**What you should do:**
Write out the full listing exactly as given, minus the images.

**Data entries:**
********

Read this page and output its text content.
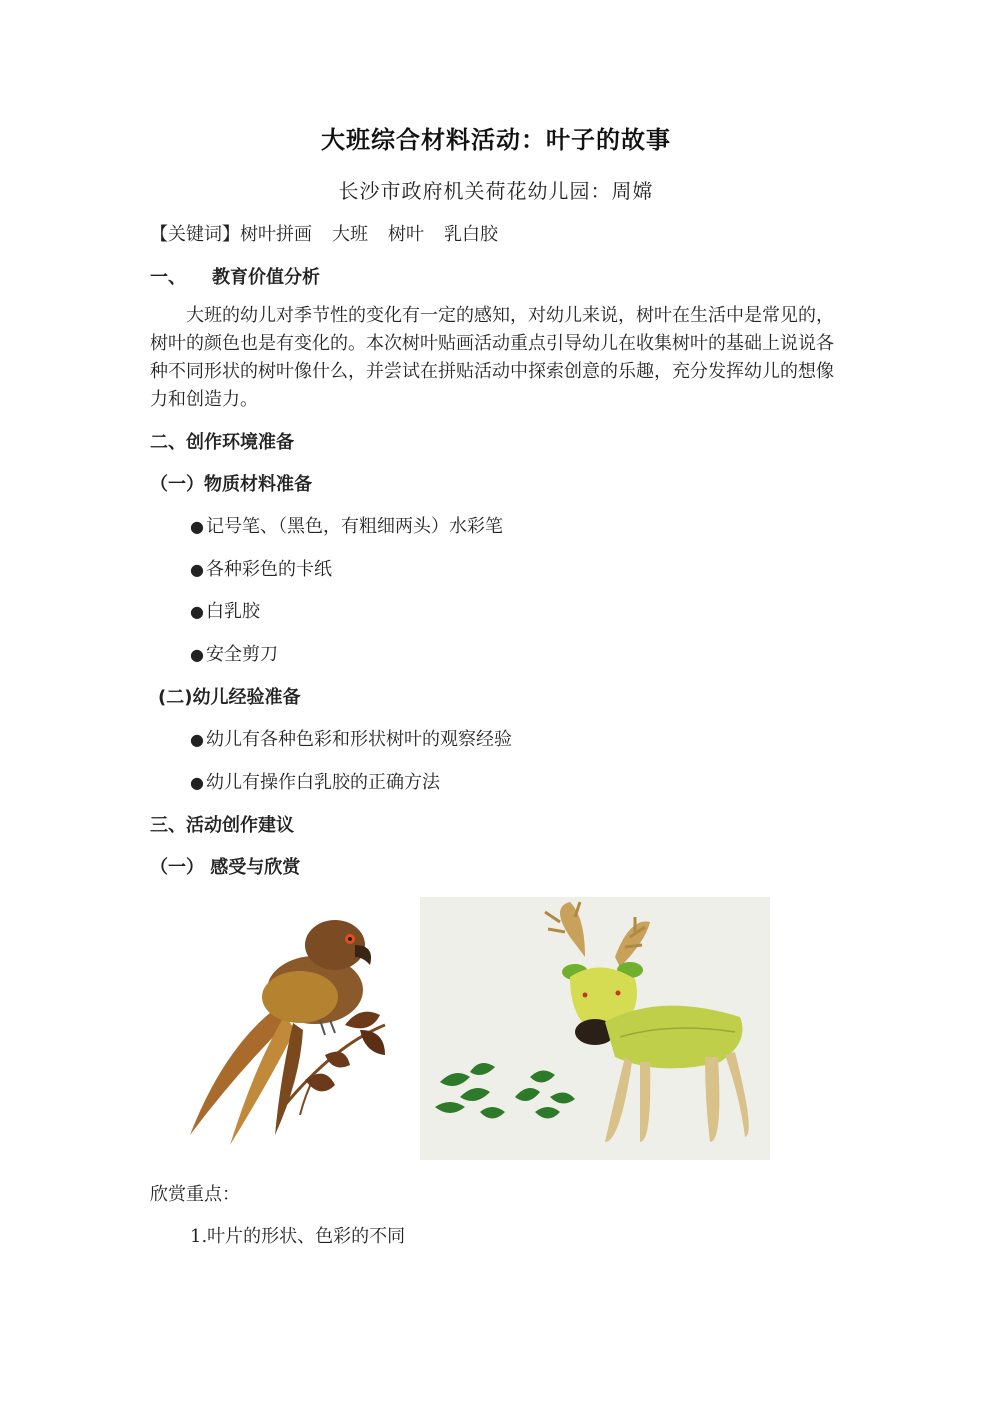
大班综合材料活动：叶子的故事
长沙市政府机关荷花幼儿园：周嫦
【关键词】树叶拼画 大班 树叶 乳白胶
一、 教育价值分析
大班的幼儿对季节性的变化有一定的感知，对幼儿来说，树叶在生活中是常见的，树叶的颜色也是有变化的。本次树叶贴画活动重点引导幼儿在收集树叶的基础上说说各种不同形状的树叶像什么，并尝试在拼贴活动中探索创意的乐趣，充分发挥幼儿的想像力和创造力。
二、创作环境准备
（一）物质材料准备
● 记号笔、（黑色，有粗细两头）水彩笔
● 各种彩色的卡纸
● 白乳胶
● 安全剪刀
(二)幼儿经验准备
● 幼儿有各种色彩和形状树叶的观察经验
● 幼儿有操作白乳胶的正确方法
三、活动创作建议
（一） 感受与欣赏
欣赏重点：
1.叶片的形状、色彩的不同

********

**Reply:**
Read this page and output its text content.
大班综合材料活动：叶子的故事
长沙市政府机关荷花幼儿园：周嫦
【关键词】树叶拼画 大班 树叶 乳白胶
一、 教育价值分析
大班的幼儿对季节性的变化有一定的感知，对幼儿来说，树叶在生活中是常见的，树叶的颜色也是有变化的。本次树叶贴画活动重点引导幼儿在收集树叶的基础上说说各种不同形状的树叶像什么，并尝试在拼贴活动中探索创意的乐趣，充分发挥幼儿的想像力和创造力。
二、创作环境准备
（一）物质材料准备
● 记号笔、（黑色，有粗细两头）水彩笔
● 各种彩色的卡纸
● 白乳胶
● 安全剪刀
(二)幼儿经验准备
● 幼儿有各种色彩和形状树叶的观察经验
● 幼儿有操作白乳胶的正确方法
三、活动创作建议
（一） 感受与欣赏
欣赏重点：
1.叶片的形状、色彩的不同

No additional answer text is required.